Extract every record, exactly as written, and ignore the pictures.

Begin Records shown

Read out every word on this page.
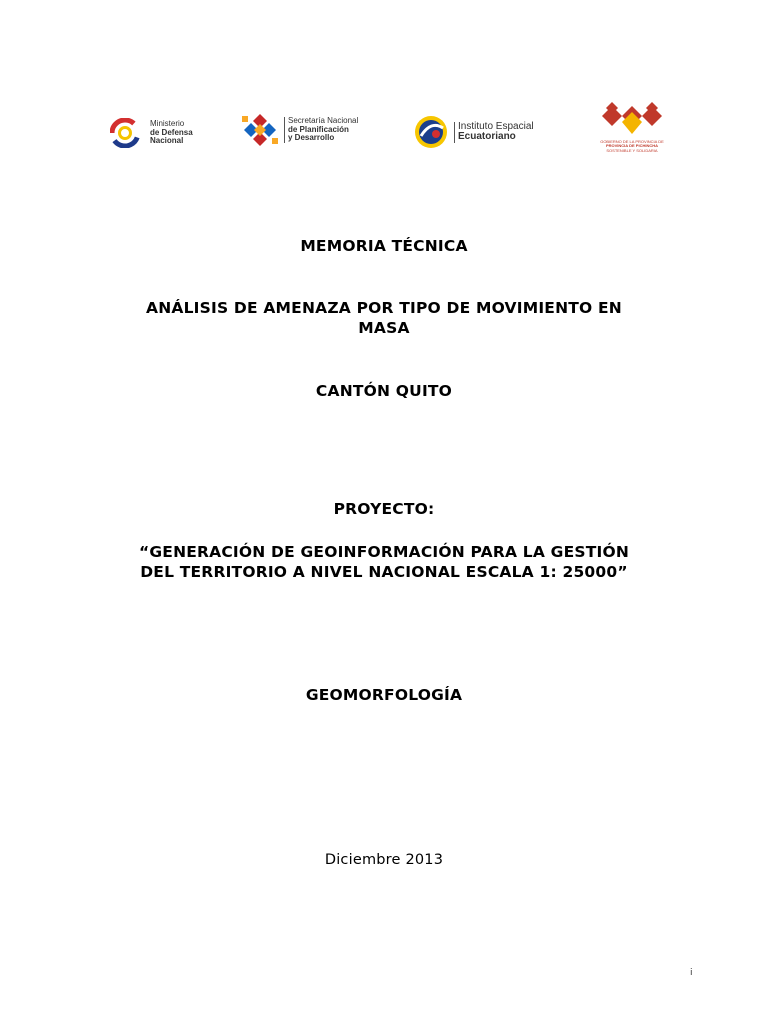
Ministerio
de Defensa
Nacional
Secretaría Nacional
de Planificación
y Desarrollo
Instituto Espacial
Ecuatoriano	GOBIERNO DE LA PROVINCIA DE
PROVINCIA DE PICHINCHA
SOSTENIBLE Y SOLIDARIA
MEMORIA TÉCNICA
ANÁLISIS DE AMENAZA POR TIPO DE MOVIMIENTO EN
MASA
CANTÓN QUITO
PROYECTO:
“GENERACIÓN DE GEOINFORMACIÓN PARA LA GESTIÓN
DEL TERRITORIO A NIVEL NACIONAL ESCALA 1: 25000”
GEOMORFOLOGÍA
Diciembre 2013
i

End Records shown

## Output for this task
Read out every word on this page.
Ministerio
de Defensa
Nacional
Secretaría Nacional
de Planificación
y Desarrollo
Instituto Espacial
Ecuatoriano	GOBIERNO DE LA PROVINCIA DE
PROVINCIA DE PICHINCHA
SOSTENIBLE Y SOLIDARIA
MEMORIA TÉCNICA
ANÁLISIS DE AMENAZA POR TIPO DE MOVIMIENTO EN
MASA
CANTÓN QUITO
PROYECTO:
“GENERACIÓN DE GEOINFORMACIÓN PARA LA GESTIÓN
DEL TERRITORIO A NIVEL NACIONAL ESCALA 1: 25000”
GEOMORFOLOGÍA
Diciembre 2013
i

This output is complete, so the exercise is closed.